## DIRECTIVE
Below are records to be output exactly, every one of them.

[Figure content listings]

----

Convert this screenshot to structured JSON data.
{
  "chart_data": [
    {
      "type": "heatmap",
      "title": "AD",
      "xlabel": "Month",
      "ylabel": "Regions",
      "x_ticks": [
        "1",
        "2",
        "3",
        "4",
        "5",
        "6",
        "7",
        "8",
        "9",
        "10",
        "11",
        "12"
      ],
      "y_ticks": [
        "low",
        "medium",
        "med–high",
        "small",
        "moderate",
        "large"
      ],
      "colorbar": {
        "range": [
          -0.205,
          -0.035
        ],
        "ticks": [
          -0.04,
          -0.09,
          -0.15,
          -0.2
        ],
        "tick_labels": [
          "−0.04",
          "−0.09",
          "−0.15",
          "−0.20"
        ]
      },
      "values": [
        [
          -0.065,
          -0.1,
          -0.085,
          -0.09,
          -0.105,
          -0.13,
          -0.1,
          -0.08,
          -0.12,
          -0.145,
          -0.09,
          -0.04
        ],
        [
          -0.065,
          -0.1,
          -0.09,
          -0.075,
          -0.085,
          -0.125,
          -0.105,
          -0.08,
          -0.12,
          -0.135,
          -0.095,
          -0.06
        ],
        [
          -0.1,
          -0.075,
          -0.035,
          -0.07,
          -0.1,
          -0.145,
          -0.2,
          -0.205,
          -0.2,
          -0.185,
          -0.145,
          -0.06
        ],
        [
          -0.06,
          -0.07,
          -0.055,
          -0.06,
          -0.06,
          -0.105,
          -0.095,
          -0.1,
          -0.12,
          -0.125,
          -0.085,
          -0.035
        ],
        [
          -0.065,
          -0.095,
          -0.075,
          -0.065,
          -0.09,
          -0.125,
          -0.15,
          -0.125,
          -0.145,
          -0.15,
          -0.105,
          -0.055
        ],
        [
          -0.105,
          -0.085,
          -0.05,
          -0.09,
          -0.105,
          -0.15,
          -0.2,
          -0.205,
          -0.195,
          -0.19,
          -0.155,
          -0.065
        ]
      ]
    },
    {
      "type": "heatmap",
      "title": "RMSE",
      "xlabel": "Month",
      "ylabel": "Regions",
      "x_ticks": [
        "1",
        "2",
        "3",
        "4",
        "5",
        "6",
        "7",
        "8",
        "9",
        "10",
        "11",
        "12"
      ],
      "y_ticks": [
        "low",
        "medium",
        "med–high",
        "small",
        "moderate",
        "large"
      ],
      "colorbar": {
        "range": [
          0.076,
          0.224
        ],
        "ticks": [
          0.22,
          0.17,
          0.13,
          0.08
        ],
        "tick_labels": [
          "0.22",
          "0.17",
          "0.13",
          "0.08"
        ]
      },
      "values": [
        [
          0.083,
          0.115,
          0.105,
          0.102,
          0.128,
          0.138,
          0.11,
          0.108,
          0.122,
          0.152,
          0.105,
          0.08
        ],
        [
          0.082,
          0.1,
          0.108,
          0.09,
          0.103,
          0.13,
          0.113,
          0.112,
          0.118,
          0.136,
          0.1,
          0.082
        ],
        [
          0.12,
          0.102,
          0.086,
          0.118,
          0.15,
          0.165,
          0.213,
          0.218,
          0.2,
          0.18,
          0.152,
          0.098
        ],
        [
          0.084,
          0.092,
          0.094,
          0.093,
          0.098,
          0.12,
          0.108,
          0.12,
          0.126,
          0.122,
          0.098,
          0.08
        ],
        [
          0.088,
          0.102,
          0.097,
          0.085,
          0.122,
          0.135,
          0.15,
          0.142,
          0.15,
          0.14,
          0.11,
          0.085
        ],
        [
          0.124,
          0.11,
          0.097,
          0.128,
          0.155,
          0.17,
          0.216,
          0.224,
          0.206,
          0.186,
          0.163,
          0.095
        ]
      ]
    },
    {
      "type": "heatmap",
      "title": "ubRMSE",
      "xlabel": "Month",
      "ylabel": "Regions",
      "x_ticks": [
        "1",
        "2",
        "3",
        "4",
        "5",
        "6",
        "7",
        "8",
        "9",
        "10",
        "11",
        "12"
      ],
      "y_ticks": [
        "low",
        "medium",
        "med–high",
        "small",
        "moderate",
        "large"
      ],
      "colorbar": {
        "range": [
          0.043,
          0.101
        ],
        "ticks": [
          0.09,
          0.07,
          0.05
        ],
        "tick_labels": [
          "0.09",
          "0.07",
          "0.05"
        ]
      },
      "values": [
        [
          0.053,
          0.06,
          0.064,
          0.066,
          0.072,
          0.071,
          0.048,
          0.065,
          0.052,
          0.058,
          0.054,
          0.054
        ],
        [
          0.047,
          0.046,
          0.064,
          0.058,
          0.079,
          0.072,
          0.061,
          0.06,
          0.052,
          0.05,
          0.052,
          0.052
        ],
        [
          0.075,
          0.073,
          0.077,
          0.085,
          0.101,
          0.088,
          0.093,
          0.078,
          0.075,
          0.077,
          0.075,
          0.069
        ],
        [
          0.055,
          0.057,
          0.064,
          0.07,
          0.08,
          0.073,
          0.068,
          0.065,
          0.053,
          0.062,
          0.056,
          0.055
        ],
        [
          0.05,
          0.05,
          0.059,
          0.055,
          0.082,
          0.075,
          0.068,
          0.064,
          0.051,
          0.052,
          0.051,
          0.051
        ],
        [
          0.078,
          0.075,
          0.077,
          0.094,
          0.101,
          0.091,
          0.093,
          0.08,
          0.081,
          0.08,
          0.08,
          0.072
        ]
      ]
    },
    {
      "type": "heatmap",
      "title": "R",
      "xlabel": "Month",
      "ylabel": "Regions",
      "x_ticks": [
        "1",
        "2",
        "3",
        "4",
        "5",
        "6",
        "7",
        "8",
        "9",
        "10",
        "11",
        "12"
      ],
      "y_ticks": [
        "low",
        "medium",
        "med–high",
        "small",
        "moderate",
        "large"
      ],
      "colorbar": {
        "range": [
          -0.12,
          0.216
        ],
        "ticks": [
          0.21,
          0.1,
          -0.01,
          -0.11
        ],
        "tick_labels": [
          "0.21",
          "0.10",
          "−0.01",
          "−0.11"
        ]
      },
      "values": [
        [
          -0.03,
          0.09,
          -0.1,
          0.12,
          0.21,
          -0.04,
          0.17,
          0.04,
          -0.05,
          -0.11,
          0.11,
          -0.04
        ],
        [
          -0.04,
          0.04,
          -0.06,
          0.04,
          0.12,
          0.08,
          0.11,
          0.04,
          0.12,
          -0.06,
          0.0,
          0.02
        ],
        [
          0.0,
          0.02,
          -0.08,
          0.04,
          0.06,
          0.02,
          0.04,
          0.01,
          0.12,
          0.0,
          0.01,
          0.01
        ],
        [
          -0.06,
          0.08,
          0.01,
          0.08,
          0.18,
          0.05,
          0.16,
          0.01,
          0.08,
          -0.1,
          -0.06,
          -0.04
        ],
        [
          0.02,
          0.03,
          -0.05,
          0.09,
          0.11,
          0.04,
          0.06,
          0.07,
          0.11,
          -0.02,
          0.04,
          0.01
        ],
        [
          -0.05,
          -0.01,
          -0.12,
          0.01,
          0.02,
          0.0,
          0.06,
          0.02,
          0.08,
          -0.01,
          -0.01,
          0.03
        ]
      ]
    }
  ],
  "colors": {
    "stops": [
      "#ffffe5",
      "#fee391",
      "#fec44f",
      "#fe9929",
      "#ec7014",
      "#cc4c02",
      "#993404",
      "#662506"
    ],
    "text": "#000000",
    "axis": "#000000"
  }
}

----

## ANSWER IN FULL
Convert this screenshot to structured JSON data.
{
  "chart_data": [
    {
      "type": "heatmap",
      "title": "AD",
      "xlabel": "Month",
      "ylabel": "Regions",
      "x_ticks": [
        "1",
        "2",
        "3",
        "4",
        "5",
        "6",
        "7",
        "8",
        "9",
        "10",
        "11",
        "12"
      ],
      "y_ticks": [
        "low",
        "medium",
        "med–high",
        "small",
        "moderate",
        "large"
      ],
      "colorbar": {
        "range": [
          -0.205,
          -0.035
        ],
        "ticks": [
          -0.04,
          -0.09,
          -0.15,
          -0.2
        ],
        "tick_labels": [
          "−0.04",
          "−0.09",
          "−0.15",
          "−0.20"
        ]
      },
      "values": [
        [
          -0.065,
          -0.1,
          -0.085,
          -0.09,
          -0.105,
          -0.13,
          -0.1,
          -0.08,
          -0.12,
          -0.145,
          -0.09,
          -0.04
        ],
        [
          -0.065,
          -0.1,
          -0.09,
          -0.075,
          -0.085,
          -0.125,
          -0.105,
          -0.08,
          -0.12,
          -0.135,
          -0.095,
          -0.06
        ],
        [
          -0.1,
          -0.075,
          -0.035,
          -0.07,
          -0.1,
          -0.145,
          -0.2,
          -0.205,
          -0.2,
          -0.185,
          -0.145,
          -0.06
        ],
        [
          -0.06,
          -0.07,
          -0.055,
          -0.06,
          -0.06,
          -0.105,
          -0.095,
          -0.1,
          -0.12,
          -0.125,
          -0.085,
          -0.035
        ],
        [
          -0.065,
          -0.095,
          -0.075,
          -0.065,
          -0.09,
          -0.125,
          -0.15,
          -0.125,
          -0.145,
          -0.15,
          -0.105,
          -0.055
        ],
        [
          -0.105,
          -0.085,
          -0.05,
          -0.09,
          -0.105,
          -0.15,
          -0.2,
          -0.205,
          -0.195,
          -0.19,
          -0.155,
          -0.065
        ]
      ]
    },
    {
      "type": "heatmap",
      "title": "RMSE",
      "xlabel": "Month",
      "ylabel": "Regions",
      "x_ticks": [
        "1",
        "2",
        "3",
        "4",
        "5",
        "6",
        "7",
        "8",
        "9",
        "10",
        "11",
        "12"
      ],
      "y_ticks": [
        "low",
        "medium",
        "med–high",
        "small",
        "moderate",
        "large"
      ],
      "colorbar": {
        "range": [
          0.076,
          0.224
        ],
        "ticks": [
          0.22,
          0.17,
          0.13,
          0.08
        ],
        "tick_labels": [
          "0.22",
          "0.17",
          "0.13",
          "0.08"
        ]
      },
      "values": [
        [
          0.083,
          0.115,
          0.105,
          0.102,
          0.128,
          0.138,
          0.11,
          0.108,
          0.122,
          0.152,
          0.105,
          0.08
        ],
        [
          0.082,
          0.1,
          0.108,
          0.09,
          0.103,
          0.13,
          0.113,
          0.112,
          0.118,
          0.136,
          0.1,
          0.082
        ],
        [
          0.12,
          0.102,
          0.086,
          0.118,
          0.15,
          0.165,
          0.213,
          0.218,
          0.2,
          0.18,
          0.152,
          0.098
        ],
        [
          0.084,
          0.092,
          0.094,
          0.093,
          0.098,
          0.12,
          0.108,
          0.12,
          0.126,
          0.122,
          0.098,
          0.08
        ],
        [
          0.088,
          0.102,
          0.097,
          0.085,
          0.122,
          0.135,
          0.15,
          0.142,
          0.15,
          0.14,
          0.11,
          0.085
        ],
        [
          0.124,
          0.11,
          0.097,
          0.128,
          0.155,
          0.17,
          0.216,
          0.224,
          0.206,
          0.186,
          0.163,
          0.095
        ]
      ]
    },
    {
      "type": "heatmap",
      "title": "ubRMSE",
      "xlabel": "Month",
      "ylabel": "Regions",
      "x_ticks": [
        "1",
        "2",
        "3",
        "4",
        "5",
        "6",
        "7",
        "8",
        "9",
        "10",
        "11",
        "12"
      ],
      "y_ticks": [
        "low",
        "medium",
        "med–high",
        "small",
        "moderate",
        "large"
      ],
      "colorbar": {
        "range": [
          0.043,
          0.101
        ],
        "ticks": [
          0.09,
          0.07,
          0.05
        ],
        "tick_labels": [
          "0.09",
          "0.07",
          "0.05"
        ]
      },
      "values": [
        [
          0.053,
          0.06,
          0.064,
          0.066,
          0.072,
          0.071,
          0.048,
          0.065,
          0.052,
          0.058,
          0.054,
          0.054
        ],
        [
          0.047,
          0.046,
          0.064,
          0.058,
          0.079,
          0.072,
          0.061,
          0.06,
          0.052,
          0.05,
          0.052,
          0.052
        ],
        [
          0.075,
          0.073,
          0.077,
          0.085,
          0.101,
          0.088,
          0.093,
          0.078,
          0.075,
          0.077,
          0.075,
          0.069
        ],
        [
          0.055,
          0.057,
          0.064,
          0.07,
          0.08,
          0.073,
          0.068,
          0.065,
          0.053,
          0.062,
          0.056,
          0.055
        ],
        [
          0.05,
          0.05,
          0.059,
          0.055,
          0.082,
          0.075,
          0.068,
          0.064,
          0.051,
          0.052,
          0.051,
          0.051
        ],
        [
          0.078,
          0.075,
          0.077,
          0.094,
          0.101,
          0.091,
          0.093,
          0.08,
          0.081,
          0.08,
          0.08,
          0.072
        ]
      ]
    },
    {
      "type": "heatmap",
      "title": "R",
      "xlabel": "Month",
      "ylabel": "Regions",
      "x_ticks": [
        "1",
        "2",
        "3",
        "4",
        "5",
        "6",
        "7",
        "8",
        "9",
        "10",
        "11",
        "12"
      ],
      "y_ticks": [
        "low",
        "medium",
        "med–high",
        "small",
        "moderate",
        "large"
      ],
      "colorbar": {
        "range": [
          -0.12,
          0.216
        ],
        "ticks": [
          0.21,
          0.1,
          -0.01,
          -0.11
        ],
        "tick_labels": [
          "0.21",
          "0.10",
          "−0.01",
          "−0.11"
        ]
      },
      "values": [
        [
          -0.03,
          0.09,
          -0.1,
          0.12,
          0.21,
          -0.04,
          0.17,
          0.04,
          -0.05,
          -0.11,
          0.11,
          -0.04
        ],
        [
          -0.04,
          0.04,
          -0.06,
          0.04,
          0.12,
          0.08,
          0.11,
          0.04,
          0.12,
          -0.06,
          0.0,
          0.02
        ],
        [
          0.0,
          0.02,
          -0.08,
          0.04,
          0.06,
          0.02,
          0.04,
          0.01,
          0.12,
          0.0,
          0.01,
          0.01
        ],
        [
          -0.06,
          0.08,
          0.01,
          0.08,
          0.18,
          0.05,
          0.16,
          0.01,
          0.08,
          -0.1,
          -0.06,
          -0.04
        ],
        [
          0.02,
          0.03,
          -0.05,
          0.09,
          0.11,
          0.04,
          0.06,
          0.07,
          0.11,
          -0.02,
          0.04,
          0.01
        ],
        [
          -0.05,
          -0.01,
          -0.12,
          0.01,
          0.02,
          0.0,
          0.06,
          0.02,
          0.08,
          -0.01,
          -0.01,
          0.03
        ]
      ]
    }
  ],
  "colors": {
    "stops": [
      "#ffffe5",
      "#fee391",
      "#fec44f",
      "#fe9929",
      "#ec7014",
      "#cc4c02",
      "#993404",
      "#662506"
    ],
    "text": "#000000",
    "axis": "#000000"
  }
}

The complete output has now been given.